> [What is needed]:
Send back the entries below exactly as they appear.

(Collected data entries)

---------------

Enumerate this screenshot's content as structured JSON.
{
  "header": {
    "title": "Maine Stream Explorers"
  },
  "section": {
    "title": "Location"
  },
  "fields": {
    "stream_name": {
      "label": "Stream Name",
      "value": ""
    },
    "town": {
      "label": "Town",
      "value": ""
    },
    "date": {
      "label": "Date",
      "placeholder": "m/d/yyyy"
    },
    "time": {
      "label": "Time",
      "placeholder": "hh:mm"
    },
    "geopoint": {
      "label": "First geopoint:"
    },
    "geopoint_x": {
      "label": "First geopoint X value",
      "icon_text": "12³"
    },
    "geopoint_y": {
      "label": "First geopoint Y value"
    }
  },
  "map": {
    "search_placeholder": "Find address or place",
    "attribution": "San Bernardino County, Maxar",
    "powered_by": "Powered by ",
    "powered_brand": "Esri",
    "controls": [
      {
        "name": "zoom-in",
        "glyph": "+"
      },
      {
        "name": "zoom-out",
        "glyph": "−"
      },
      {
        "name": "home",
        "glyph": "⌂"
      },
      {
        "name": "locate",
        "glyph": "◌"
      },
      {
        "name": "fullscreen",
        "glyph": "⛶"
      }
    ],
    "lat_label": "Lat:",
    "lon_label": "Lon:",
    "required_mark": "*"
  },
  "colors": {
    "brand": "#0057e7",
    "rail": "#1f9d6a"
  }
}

---------------

> [Response to this exercise]:
Enumerate this screenshot's content as structured JSON.
{
  "header": {
    "title": "Maine Stream Explorers"
  },
  "section": {
    "title": "Location"
  },
  "fields": {
    "stream_name": {
      "label": "Stream Name",
      "value": ""
    },
    "town": {
      "label": "Town",
      "value": ""
    },
    "date": {
      "label": "Date",
      "placeholder": "m/d/yyyy"
    },
    "time": {
      "label": "Time",
      "placeholder": "hh:mm"
    },
    "geopoint": {
      "label": "First geopoint:"
    },
    "geopoint_x": {
      "label": "First geopoint X value",
      "icon_text": "12³"
    },
    "geopoint_y": {
      "label": "First geopoint Y value"
    }
  },
  "map": {
    "search_placeholder": "Find address or place",
    "attribution": "San Bernardino County, Maxar",
    "powered_by": "Powered by ",
    "powered_brand": "Esri",
    "controls": [
      {
        "name": "zoom-in",
        "glyph": "+"
      },
      {
        "name": "zoom-out",
        "glyph": "−"
      },
      {
        "name": "home",
        "glyph": "⌂"
      },
      {
        "name": "locate",
        "glyph": "◌"
      },
      {
        "name": "fullscreen",
        "glyph": "⛶"
      }
    ],
    "lat_label": "Lat:",
    "lon_label": "Lon:",
    "required_mark": "*"
  },
  "colors": {
    "brand": "#0057e7",
    "rail": "#1f9d6a"
  }
}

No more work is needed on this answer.